**Exercise requirements:** Search the material for the string "that" and copy each line where it occurs.

━━ Material shown ━━

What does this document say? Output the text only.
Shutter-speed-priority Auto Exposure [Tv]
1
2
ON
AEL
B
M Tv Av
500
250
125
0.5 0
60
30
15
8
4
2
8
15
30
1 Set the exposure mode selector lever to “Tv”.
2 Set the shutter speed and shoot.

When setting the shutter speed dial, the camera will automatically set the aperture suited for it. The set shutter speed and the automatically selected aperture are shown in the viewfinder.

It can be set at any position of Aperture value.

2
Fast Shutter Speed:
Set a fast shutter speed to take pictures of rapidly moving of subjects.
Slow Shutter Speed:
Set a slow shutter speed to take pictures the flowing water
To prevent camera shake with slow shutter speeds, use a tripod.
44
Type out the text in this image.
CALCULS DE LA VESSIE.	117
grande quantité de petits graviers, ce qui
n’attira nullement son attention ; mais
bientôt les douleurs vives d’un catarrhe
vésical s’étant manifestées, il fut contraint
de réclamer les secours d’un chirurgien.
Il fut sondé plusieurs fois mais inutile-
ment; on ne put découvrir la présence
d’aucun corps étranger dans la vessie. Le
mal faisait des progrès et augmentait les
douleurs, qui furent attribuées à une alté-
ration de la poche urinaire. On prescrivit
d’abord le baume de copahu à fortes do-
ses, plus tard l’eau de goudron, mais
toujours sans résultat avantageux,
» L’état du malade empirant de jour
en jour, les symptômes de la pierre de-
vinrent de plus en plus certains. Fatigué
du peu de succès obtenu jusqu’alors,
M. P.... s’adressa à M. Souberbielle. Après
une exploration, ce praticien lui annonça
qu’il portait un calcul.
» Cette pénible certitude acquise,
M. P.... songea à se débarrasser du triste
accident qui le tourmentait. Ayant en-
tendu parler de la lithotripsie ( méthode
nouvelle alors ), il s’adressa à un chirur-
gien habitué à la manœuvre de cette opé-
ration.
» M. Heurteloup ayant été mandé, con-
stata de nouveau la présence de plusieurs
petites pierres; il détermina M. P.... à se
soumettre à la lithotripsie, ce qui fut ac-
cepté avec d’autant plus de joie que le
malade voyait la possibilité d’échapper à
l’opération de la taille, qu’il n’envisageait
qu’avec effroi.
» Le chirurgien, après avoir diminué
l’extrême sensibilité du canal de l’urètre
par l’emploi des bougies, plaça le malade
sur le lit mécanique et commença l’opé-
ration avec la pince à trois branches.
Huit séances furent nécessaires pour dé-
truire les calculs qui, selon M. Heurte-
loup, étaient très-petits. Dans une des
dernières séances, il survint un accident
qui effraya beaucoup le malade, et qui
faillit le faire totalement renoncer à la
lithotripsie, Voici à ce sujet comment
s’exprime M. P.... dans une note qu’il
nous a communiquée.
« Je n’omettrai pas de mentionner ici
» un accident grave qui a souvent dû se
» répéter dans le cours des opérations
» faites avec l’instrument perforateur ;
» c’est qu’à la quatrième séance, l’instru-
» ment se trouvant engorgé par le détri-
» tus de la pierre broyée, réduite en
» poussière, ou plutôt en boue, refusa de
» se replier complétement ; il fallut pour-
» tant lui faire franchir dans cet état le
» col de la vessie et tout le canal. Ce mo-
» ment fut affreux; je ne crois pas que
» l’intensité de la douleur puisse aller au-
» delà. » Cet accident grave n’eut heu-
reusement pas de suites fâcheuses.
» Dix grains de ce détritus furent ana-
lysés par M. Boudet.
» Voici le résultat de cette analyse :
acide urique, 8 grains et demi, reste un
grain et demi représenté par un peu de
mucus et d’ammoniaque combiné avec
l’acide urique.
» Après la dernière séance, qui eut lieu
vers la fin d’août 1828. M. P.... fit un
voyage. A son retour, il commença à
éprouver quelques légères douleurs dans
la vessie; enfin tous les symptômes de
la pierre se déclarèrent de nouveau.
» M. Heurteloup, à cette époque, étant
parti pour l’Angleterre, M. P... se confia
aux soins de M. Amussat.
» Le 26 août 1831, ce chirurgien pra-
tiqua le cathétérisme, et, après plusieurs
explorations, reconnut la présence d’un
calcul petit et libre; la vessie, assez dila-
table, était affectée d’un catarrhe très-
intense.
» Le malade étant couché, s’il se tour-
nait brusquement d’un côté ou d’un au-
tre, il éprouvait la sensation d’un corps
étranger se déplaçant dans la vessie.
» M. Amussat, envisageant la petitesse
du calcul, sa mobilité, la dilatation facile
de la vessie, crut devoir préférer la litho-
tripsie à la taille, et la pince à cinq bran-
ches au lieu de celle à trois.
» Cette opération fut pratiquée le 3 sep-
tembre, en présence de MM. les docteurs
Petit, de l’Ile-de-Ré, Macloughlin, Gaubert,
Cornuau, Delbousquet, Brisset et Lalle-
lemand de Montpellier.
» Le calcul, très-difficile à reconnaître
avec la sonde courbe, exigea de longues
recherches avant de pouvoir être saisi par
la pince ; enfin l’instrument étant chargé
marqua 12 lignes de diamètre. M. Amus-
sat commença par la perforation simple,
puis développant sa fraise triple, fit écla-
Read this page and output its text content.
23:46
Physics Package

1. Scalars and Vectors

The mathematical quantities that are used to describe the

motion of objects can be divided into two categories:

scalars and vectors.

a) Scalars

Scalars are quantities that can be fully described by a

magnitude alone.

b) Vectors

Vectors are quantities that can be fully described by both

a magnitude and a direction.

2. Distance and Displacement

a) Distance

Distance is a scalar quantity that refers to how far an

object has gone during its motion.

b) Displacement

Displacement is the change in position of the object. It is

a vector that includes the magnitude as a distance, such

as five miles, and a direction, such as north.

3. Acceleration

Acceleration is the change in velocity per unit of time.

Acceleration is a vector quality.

━━━

**Task output:**
The mathematical quantities that are used to describe the
Scalars are quantities that can be fully described by a
Vectors are quantities that can be fully described by both
Distance is a scalar quantity that refers to how far an
a vector that includes the magnitude as a distance, such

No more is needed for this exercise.